Instructions to follow -
Where a line holds the word "subtitle", copy that line.

Entries shown -
============================================================
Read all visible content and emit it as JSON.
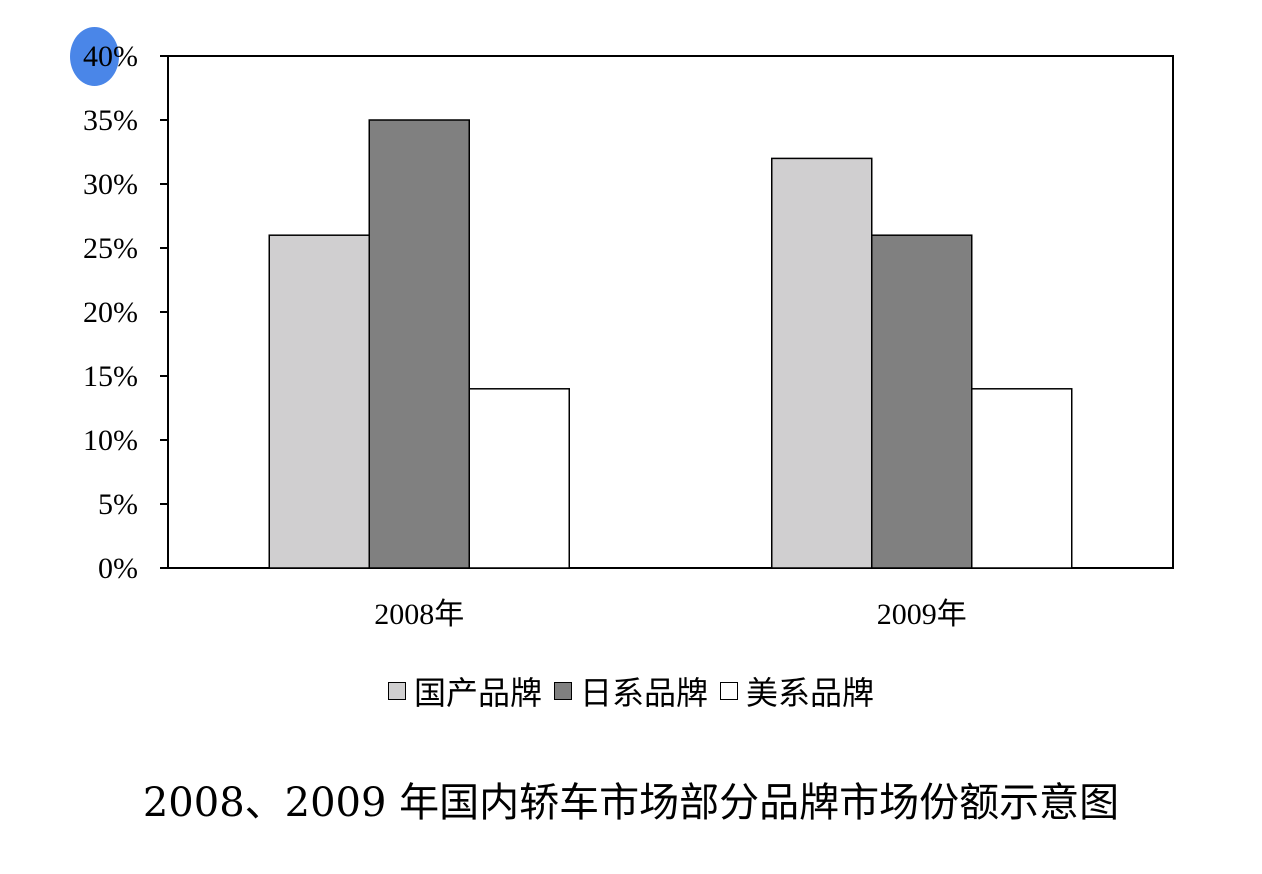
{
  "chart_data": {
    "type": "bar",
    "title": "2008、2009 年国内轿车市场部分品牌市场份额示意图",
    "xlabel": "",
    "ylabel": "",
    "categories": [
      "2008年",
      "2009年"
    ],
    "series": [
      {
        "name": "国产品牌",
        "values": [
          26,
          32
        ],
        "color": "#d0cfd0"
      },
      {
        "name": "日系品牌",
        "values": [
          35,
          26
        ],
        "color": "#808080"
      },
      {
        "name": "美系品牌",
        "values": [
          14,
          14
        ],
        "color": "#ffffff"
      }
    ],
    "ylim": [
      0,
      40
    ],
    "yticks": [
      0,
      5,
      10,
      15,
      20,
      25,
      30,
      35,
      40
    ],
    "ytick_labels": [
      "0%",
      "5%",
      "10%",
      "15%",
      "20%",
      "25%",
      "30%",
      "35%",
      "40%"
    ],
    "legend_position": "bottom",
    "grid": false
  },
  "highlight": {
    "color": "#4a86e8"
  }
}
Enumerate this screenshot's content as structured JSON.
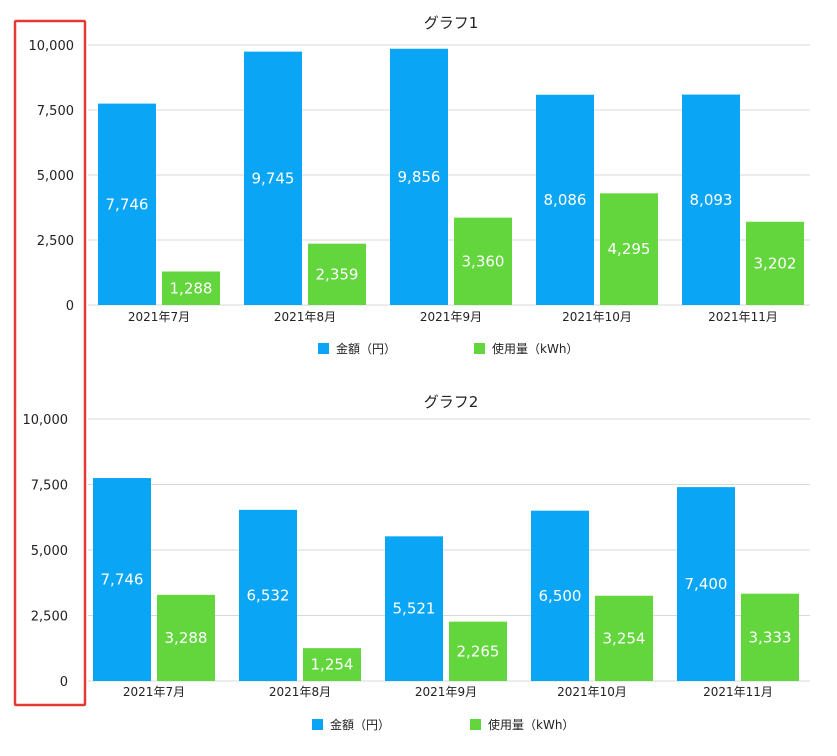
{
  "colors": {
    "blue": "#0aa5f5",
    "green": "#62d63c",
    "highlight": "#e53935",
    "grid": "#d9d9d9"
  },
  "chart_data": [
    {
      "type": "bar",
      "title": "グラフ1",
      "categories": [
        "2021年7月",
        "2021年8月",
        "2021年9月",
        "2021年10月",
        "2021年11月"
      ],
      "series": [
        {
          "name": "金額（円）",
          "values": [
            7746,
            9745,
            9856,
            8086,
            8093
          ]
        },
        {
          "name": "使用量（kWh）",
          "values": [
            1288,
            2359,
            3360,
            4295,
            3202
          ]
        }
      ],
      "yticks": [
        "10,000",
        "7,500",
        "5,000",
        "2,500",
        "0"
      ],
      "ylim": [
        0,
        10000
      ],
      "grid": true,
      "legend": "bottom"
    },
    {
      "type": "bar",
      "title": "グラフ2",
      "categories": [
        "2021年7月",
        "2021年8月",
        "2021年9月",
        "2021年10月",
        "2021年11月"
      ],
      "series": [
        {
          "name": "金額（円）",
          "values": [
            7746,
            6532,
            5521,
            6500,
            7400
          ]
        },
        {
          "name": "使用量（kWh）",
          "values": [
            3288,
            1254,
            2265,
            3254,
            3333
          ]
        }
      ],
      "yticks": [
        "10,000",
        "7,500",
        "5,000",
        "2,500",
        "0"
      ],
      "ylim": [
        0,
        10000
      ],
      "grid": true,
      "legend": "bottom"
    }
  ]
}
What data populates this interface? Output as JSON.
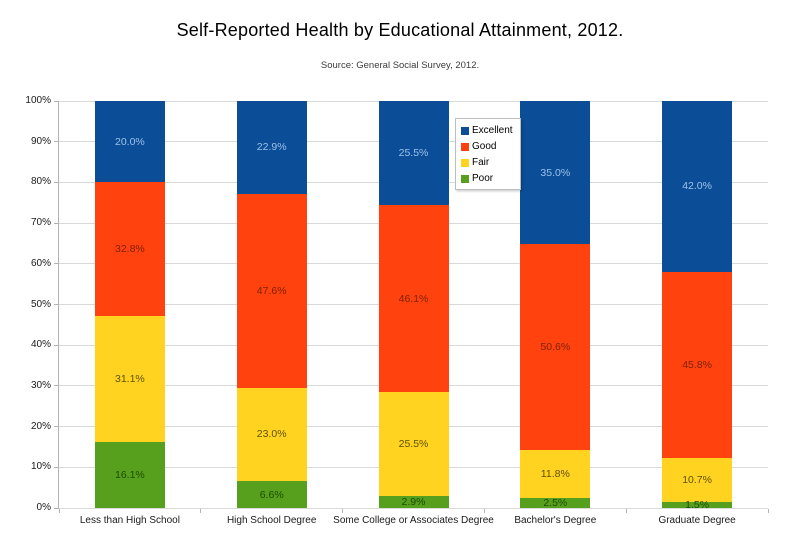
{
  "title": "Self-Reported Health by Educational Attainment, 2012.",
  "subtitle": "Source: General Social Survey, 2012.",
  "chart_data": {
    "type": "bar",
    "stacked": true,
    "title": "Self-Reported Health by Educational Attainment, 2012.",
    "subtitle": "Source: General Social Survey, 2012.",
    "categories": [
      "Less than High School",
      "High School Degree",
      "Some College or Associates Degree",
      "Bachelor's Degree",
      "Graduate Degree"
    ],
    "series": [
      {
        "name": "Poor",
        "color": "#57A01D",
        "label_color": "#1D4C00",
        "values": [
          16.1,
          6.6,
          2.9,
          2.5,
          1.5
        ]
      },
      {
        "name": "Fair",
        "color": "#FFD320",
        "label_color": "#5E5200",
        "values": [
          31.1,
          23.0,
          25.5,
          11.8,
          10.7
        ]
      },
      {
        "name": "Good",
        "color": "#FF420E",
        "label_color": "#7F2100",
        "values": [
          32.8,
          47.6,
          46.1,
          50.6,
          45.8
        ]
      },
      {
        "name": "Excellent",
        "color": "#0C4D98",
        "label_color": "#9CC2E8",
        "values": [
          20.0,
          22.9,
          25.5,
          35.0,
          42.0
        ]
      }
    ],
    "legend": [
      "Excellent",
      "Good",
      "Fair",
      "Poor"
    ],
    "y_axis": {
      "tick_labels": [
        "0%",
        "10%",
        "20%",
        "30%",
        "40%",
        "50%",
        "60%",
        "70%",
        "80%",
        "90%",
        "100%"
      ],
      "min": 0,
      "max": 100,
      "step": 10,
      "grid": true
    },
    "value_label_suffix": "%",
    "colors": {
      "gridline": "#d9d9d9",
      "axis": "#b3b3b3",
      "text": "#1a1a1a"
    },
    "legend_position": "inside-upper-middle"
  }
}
============================================================
Solved exercise -
  "subtitle": "Source: General Social Survey, 2012.",
    "subtitle": "Source: General Social Survey, 2012.",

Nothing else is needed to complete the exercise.